EXERCISE REQUIREMENTS. A line counts if it contains the word "Tweak" at least once. State how many such lines the records contain, giving the number alone.

PROVIDED ENTRIES.
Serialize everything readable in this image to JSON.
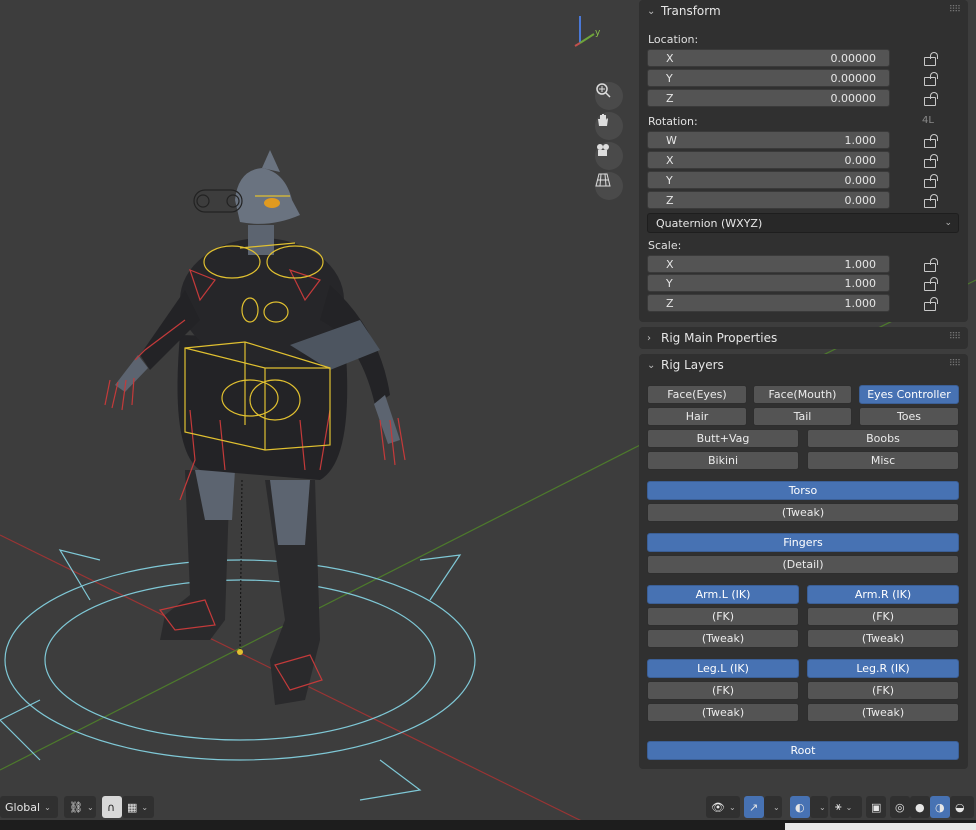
{
  "header": {
    "orientation": "Global"
  },
  "transform": {
    "title": "Transform",
    "location_label": "Location:",
    "location": [
      {
        "axis": "X",
        "value": "0.00000"
      },
      {
        "axis": "Y",
        "value": "0.00000"
      },
      {
        "axis": "Z",
        "value": "0.00000"
      }
    ],
    "rotation_label": "Rotation:",
    "rotation_lock_label": "4L",
    "rotation": [
      {
        "axis": "W",
        "value": "1.000"
      },
      {
        "axis": "X",
        "value": "0.000"
      },
      {
        "axis": "Y",
        "value": "0.000"
      },
      {
        "axis": "Z",
        "value": "0.000"
      }
    ],
    "rotation_mode": "Quaternion (WXYZ)",
    "scale_label": "Scale:",
    "scale": [
      {
        "axis": "X",
        "value": "1.000"
      },
      {
        "axis": "Y",
        "value": "1.000"
      },
      {
        "axis": "Z",
        "value": "1.000"
      }
    ]
  },
  "rig_main": {
    "title": "Rig Main Properties"
  },
  "rig_layers": {
    "title": "Rig Layers",
    "face_eyes": "Face(Eyes)",
    "face_mouth": "Face(Mouth)",
    "eyes_controller": "Eyes Controller",
    "hair": "Hair",
    "tail": "Tail",
    "toes": "Toes",
    "butt_vag": "Butt+Vag",
    "boobs": "Boobs",
    "bikini": "Bikini",
    "misc": "Misc",
    "torso": "Torso",
    "torso_tweak": "(Tweak)",
    "fingers": "Fingers",
    "fingers_detail": "(Detail)",
    "arm_l_ik": "Arm.L (IK)",
    "arm_r_ik": "Arm.R (IK)",
    "arm_l_fk": "(FK)",
    "arm_r_fk": "(FK)",
    "arm_l_tweak": "(Tweak)",
    "arm_r_tweak": "(Tweak)",
    "leg_l_ik": "Leg.L (IK)",
    "leg_r_ik": "Leg.R (IK)",
    "leg_l_fk": "(FK)",
    "leg_r_fk": "(FK)",
    "leg_l_tweak": "(Tweak)",
    "leg_r_tweak": "(Tweak)",
    "root": "Root"
  },
  "gizmo": {
    "y_label": "y"
  },
  "colors": {
    "accent": "#4772b3",
    "panel_bg": "#303030",
    "viewport_bg": "#3d3d3d",
    "x_axis": "#a03030",
    "y_axis": "#4f7a2a",
    "bone_red": "#c43a3a",
    "bone_yellow": "#e0c030"
  }
}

FULL SOLUTION. 5